▶ **Goals**
1. Copy the rows verbatim, beginning at the line that contains "right-page-fragment: zij bbox=[734, 167, 753, 187]" and stopping after the line that contains "text-line: van elkaar".
2. Extend the text on choosing where to retire, picking up after its final sentence.

▶ **Passage provided**
☆ ☆ ☆

Retire to your Shangri La

In our household, we have been paying our mortgage for over 15 years and are in pretty good shape as far as our ability to handle the remaining balance. We did compare mortgage refinance companies using Credible at one point but that was mainly out of curiosity. We recently did some serious renovations, upgrading, and modifying, basically replacing EVERYTHING but the kitchen sink – actually a new kitchen sink too! The neighborhood is quiet and populated by young families as the local schools are known widely for their excellence. And both Starbucks and Peets are a mere 15 minute walk with no hills in between. There are definitely worse places to retire to.

So why would we even contemplate moving elsewhere upon retirement? What is it that we could possibly be looking for in a new home base? What variables should we consider before making a move? And where can we find good information on where we can happily retire to?

Should you move?

Before contemplating a move to your retirement Shangri La, consider one important trade off – you can move to your new retirement house and neighborhood and a fresh start or you can stay where you are and instead spend money on traveling to the myriad of worldwide Shangri Las out there. And you will be able to afford to travel in retirement. Keep your current hopefully-almost-paid-off house as your home base, comfortable and well known, and break out the atlas. Big plus is the variety you will experience in your journeys, each time returning to your safe nest at the end of the trip. The chance you take in wandering is you are never 100% sure what you are getting until you walk in the door. But hey, we all love a little excitement.

If you do decide to venture out and permanently relocate for your retirement, you will need to decide what things are most important to you. And then to realize there will be trade-offs in your wish list. The “perfect retirement place”, with every little thing your heart desires, does not likely exist (if you should find it, please share). So it may take a little compromise in the final analysis.

An effective way to help visualize variables influencing your decision is the old Ben Franklin analysis. Make two columns. Label the first column “plus” and the second “minus”. As you research and review your key variables (see a partial list below), place them in the appropriate column. Continue your information gathering, building out the comparison. At any given moment, you can quickly compare to help point you in the best direction.

☆ ☆ ☆

▶ **Data for the task**
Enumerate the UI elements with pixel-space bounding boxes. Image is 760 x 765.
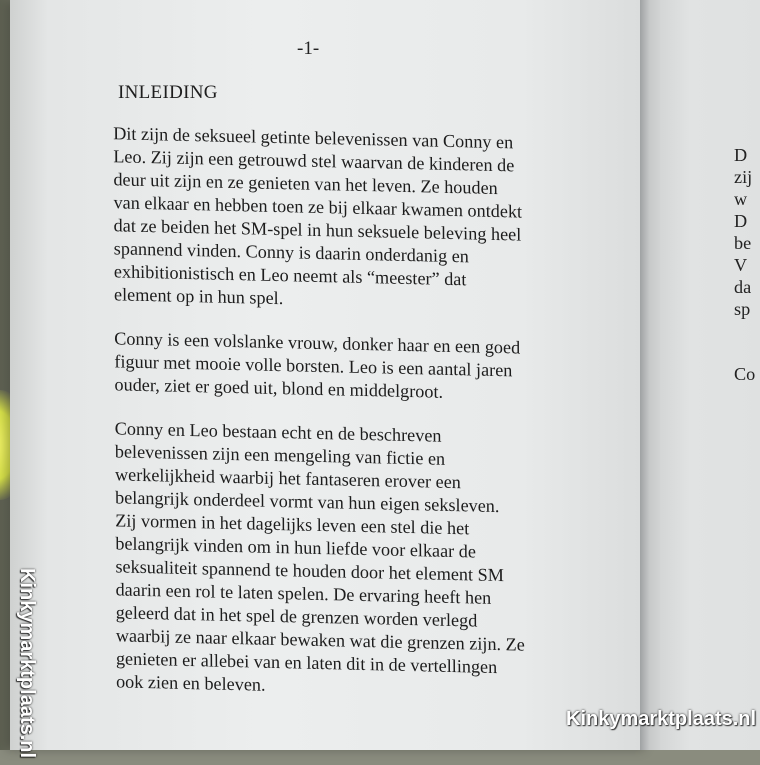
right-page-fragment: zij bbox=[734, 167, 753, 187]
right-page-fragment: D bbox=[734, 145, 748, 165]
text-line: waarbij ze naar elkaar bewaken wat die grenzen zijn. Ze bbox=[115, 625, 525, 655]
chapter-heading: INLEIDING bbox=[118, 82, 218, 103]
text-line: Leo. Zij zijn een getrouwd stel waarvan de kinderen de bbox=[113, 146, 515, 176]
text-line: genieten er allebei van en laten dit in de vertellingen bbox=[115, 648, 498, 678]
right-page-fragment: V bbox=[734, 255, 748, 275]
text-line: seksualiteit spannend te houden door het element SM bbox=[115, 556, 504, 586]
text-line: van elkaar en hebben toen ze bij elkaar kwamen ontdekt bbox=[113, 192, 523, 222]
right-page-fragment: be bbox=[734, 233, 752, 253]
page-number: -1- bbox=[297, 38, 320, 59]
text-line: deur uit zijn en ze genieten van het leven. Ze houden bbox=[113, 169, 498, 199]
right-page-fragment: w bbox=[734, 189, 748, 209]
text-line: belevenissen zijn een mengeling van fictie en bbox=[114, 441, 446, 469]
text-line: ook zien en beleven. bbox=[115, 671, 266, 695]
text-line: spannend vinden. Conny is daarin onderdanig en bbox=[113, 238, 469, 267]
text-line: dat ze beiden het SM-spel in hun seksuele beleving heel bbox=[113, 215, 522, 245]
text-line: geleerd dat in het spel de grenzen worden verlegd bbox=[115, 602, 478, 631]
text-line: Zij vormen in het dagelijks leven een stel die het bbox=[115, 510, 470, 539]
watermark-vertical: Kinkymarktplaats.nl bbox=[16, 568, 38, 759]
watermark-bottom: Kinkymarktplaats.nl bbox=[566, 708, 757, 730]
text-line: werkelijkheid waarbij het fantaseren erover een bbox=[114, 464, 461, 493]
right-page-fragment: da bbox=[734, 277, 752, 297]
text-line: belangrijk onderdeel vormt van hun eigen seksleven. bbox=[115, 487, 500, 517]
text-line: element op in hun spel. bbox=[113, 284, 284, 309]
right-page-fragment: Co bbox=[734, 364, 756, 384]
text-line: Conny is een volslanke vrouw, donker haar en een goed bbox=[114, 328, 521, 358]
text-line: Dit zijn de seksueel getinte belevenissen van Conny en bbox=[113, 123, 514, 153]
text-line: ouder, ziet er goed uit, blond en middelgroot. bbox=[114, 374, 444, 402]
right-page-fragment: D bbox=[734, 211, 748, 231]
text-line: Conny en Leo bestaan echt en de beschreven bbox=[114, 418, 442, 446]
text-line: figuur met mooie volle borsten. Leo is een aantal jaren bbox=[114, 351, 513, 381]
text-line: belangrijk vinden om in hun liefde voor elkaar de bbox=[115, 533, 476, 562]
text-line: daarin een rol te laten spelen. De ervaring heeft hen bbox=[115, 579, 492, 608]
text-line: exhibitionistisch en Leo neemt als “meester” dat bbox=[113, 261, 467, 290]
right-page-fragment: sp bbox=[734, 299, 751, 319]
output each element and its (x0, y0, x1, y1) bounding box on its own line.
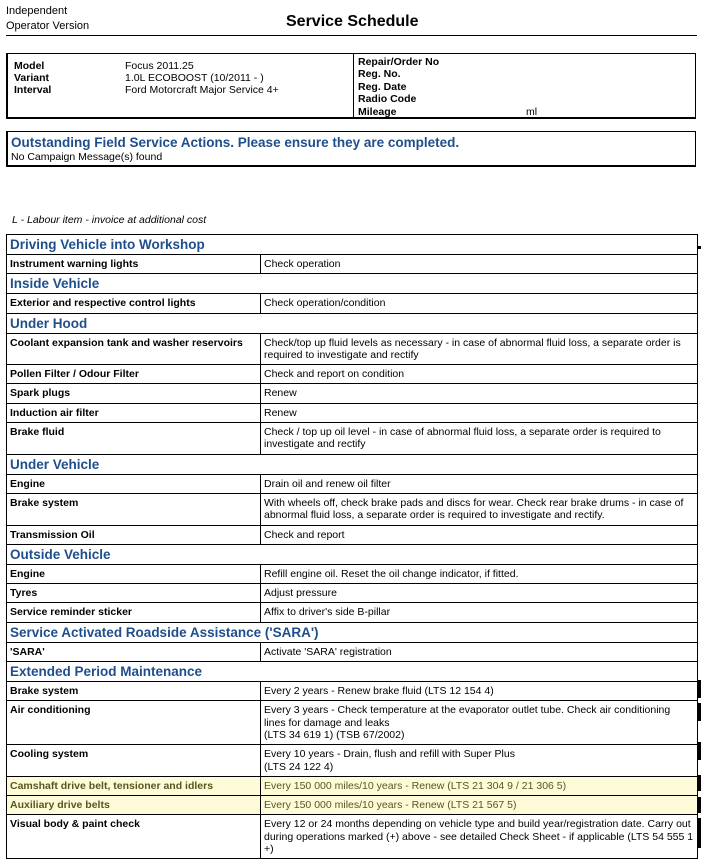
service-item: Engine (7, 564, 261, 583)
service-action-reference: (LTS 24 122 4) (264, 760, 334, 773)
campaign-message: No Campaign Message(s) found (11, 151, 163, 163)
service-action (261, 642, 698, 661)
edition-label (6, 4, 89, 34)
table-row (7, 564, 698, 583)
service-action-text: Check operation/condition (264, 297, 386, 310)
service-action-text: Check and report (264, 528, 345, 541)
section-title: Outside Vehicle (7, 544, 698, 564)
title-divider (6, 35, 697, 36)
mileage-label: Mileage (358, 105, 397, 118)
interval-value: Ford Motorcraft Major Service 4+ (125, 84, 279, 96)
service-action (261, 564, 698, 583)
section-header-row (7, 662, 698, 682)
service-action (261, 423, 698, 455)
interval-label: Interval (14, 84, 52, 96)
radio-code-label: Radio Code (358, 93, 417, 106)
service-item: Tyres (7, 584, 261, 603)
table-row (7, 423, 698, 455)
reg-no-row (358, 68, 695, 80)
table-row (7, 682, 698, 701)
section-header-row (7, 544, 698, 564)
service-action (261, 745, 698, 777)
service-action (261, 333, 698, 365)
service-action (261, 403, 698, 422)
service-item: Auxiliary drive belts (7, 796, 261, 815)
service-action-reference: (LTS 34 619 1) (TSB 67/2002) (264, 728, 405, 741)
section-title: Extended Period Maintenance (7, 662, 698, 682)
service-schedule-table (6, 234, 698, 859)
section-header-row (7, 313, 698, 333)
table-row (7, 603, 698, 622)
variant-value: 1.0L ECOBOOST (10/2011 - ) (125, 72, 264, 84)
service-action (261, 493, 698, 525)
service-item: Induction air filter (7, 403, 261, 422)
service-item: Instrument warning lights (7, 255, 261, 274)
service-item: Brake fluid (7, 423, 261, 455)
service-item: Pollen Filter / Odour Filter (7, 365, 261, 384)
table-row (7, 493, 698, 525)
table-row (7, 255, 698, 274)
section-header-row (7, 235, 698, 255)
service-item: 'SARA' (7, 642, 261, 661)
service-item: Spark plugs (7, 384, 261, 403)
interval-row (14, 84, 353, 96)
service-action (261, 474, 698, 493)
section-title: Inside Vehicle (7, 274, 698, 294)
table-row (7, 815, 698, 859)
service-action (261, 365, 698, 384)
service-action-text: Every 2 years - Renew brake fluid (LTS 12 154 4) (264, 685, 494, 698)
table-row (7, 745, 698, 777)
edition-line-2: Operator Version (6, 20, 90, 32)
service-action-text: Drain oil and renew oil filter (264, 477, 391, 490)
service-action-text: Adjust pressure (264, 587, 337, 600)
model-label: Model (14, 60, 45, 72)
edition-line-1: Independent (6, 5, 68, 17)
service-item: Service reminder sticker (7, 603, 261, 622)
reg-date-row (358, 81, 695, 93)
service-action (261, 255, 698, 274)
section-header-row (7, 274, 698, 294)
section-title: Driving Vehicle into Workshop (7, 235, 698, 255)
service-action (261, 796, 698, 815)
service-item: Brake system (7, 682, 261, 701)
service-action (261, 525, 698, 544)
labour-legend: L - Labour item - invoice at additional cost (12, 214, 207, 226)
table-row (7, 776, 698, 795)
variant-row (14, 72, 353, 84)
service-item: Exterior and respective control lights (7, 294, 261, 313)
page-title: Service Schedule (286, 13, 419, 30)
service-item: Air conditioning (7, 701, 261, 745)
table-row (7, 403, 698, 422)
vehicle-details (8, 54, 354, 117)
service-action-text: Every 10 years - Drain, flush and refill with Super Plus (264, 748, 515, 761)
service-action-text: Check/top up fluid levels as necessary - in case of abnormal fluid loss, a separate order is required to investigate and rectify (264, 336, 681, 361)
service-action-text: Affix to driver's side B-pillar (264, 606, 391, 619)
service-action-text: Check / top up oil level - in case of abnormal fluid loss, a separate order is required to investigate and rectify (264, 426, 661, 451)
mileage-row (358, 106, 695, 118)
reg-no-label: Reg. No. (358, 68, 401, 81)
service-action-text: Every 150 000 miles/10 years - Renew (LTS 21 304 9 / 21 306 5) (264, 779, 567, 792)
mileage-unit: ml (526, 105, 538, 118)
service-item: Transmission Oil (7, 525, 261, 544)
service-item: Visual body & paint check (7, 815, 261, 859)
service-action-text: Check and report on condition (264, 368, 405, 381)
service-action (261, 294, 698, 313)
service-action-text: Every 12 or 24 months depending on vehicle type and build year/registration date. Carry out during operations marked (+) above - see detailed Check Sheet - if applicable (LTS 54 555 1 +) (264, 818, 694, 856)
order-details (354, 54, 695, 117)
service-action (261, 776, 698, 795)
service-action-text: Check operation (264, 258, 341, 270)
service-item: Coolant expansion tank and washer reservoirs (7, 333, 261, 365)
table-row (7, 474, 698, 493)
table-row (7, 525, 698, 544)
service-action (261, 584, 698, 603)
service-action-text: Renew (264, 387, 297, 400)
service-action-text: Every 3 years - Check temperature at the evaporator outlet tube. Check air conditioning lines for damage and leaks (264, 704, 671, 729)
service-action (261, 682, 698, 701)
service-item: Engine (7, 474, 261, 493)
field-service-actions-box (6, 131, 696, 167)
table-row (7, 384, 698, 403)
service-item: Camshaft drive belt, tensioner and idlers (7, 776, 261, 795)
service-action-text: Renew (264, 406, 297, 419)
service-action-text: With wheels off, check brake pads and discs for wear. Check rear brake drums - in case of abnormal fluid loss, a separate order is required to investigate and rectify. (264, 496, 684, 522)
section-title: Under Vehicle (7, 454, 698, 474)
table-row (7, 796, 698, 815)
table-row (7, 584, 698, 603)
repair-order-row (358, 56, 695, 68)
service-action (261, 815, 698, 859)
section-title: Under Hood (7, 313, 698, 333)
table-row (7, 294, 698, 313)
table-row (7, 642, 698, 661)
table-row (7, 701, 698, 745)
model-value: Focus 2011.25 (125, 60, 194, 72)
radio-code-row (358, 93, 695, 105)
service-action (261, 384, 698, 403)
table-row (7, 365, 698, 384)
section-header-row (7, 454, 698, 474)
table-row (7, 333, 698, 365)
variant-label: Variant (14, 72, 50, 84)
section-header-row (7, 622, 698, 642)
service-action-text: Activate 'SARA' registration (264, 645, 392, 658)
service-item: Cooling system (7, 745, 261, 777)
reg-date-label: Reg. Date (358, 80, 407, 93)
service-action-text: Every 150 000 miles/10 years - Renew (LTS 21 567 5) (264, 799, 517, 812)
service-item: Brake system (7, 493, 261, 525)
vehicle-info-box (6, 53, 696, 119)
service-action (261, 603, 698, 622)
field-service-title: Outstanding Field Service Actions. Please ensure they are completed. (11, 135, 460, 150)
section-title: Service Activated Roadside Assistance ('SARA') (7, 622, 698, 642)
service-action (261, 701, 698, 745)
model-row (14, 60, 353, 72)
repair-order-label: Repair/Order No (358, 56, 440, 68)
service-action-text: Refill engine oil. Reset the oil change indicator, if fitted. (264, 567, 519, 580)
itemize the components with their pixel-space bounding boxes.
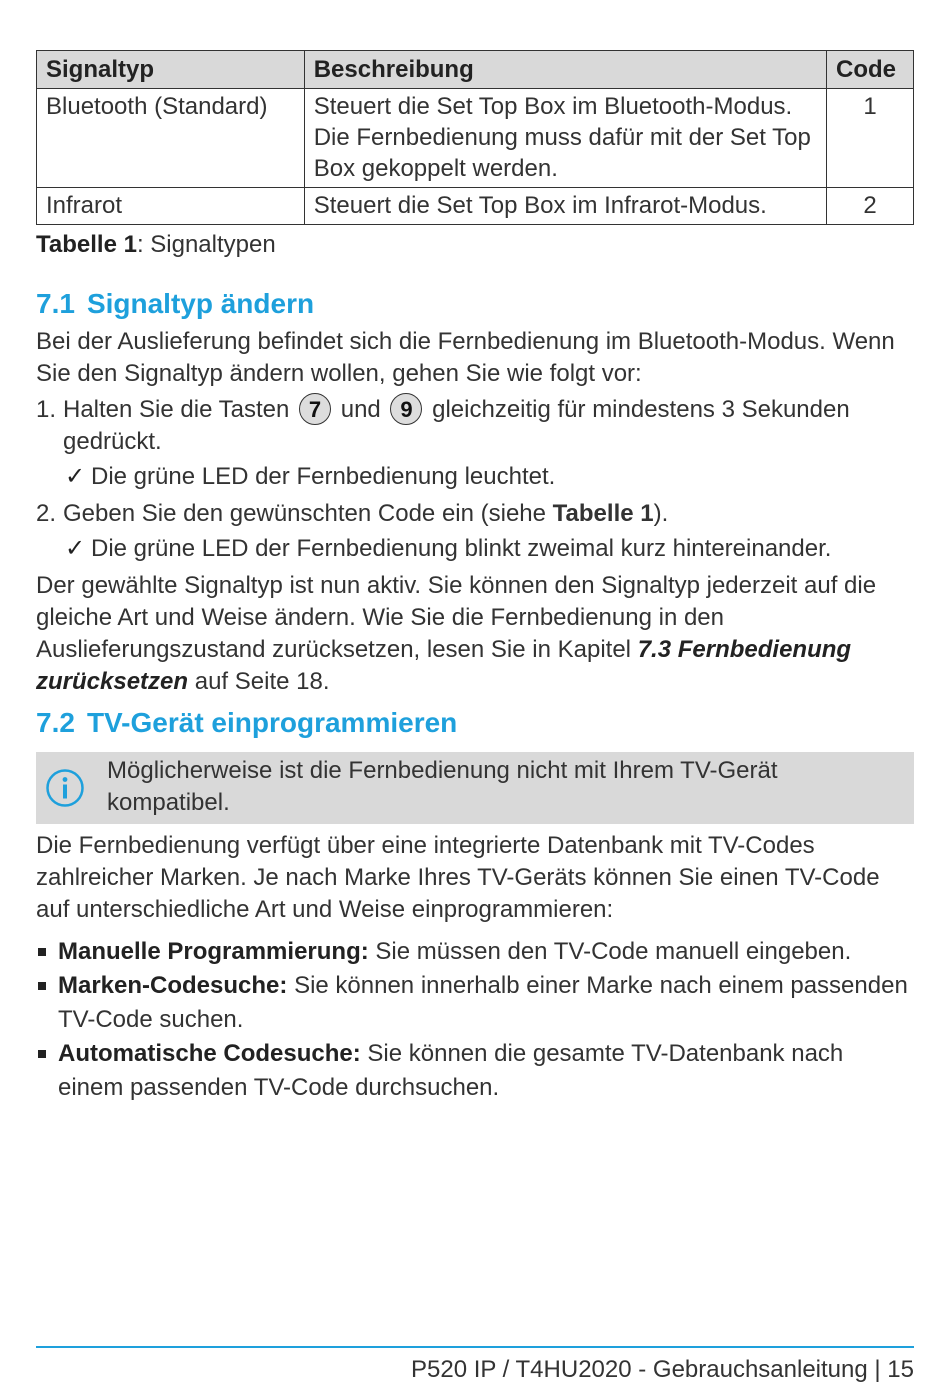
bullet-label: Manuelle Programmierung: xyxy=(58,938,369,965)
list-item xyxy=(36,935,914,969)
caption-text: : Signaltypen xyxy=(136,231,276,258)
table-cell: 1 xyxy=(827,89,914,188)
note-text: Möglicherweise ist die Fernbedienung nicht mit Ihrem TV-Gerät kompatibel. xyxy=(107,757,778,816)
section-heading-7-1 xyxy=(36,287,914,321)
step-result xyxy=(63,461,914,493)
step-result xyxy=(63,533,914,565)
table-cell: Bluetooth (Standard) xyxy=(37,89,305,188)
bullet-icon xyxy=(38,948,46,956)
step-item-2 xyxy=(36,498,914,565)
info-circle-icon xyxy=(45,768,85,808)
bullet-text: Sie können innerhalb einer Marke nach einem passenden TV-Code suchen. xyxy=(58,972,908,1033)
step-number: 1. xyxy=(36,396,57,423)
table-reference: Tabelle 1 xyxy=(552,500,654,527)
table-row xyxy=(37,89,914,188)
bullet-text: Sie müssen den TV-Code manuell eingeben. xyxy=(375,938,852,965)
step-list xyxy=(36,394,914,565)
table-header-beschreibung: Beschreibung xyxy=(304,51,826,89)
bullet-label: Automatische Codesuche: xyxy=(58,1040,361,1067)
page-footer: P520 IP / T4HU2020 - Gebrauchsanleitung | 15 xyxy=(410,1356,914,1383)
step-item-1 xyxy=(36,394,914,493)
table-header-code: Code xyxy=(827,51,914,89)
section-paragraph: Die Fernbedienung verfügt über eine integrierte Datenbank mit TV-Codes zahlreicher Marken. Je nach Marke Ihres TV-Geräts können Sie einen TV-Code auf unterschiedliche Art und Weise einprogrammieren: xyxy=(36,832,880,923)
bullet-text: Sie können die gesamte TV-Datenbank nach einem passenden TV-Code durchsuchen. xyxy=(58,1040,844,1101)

☆ ☆ ☆

▶ **Solved tasks**
1.
right-page-fragment: zij bbox=[734, 167, 753, 187]
right-page-fragment: D bbox=[734, 145, 748, 165]
text-line: waarbij ze naar elkaar bewaken wat die grenzen zijn. Ze bbox=[115, 625, 525, 655]
chapter-heading: INLEIDING bbox=[118, 82, 218, 103]
text-line: Leo. Zij zijn een getrouwd stel waarvan de kinderen de bbox=[113, 146, 515, 176]
text-line: genieten er allebei van en laten dit in de vertellingen bbox=[115, 648, 498, 678]
right-page-fragment: V bbox=[734, 255, 748, 275]
text-line: seksualiteit spannend te houden door het element SM bbox=[115, 556, 504, 586]
text-line: van elkaar en hebben toen ze bij elkaar kwamen ontdekt bbox=[113, 192, 523, 222]

2.
For Your Consideration

Here is a list of five variables to assist you in your relocation research:

(1)  Cost of housing – pretty obvious one here but you want to minimize your ongoing mortgage payment once retired – zero would be best. One option is to sell your current house and use the proceeds to buy your retirement home outright. Prices vary widely across the US so depending on your other most important variables, you may actually be able to upgrade while paying less for the new house. Here is a helpful link that shows some average home prices across the US plus things like median income, population, and reviews by others:

(2)  Proximity to what you need most – this is based on individual preferences and will play a significant role in your ultimate decision. For example, for us, a big priority is to be within walking distance of the Mayberry-RFD-like downtown area – say 3-5 blocks – without any significant hills along our path. We hope to be just like any other local – where everybody knows our name – with a regular coffee shop, nice bakery that makes fresh croissants each morning, some variety when it comes to dinner options, and of course a warm, friendly watering hole with a good selection of California red wines!

So how important is it to be near – and how do you define near (4 blocks; ½ mile; 50 miles) – things like the beach, mountains, fishing, downtown, shopping mall, the symphony, coffee shop, plays, local restaurants. Will you be walking, biking, or driving?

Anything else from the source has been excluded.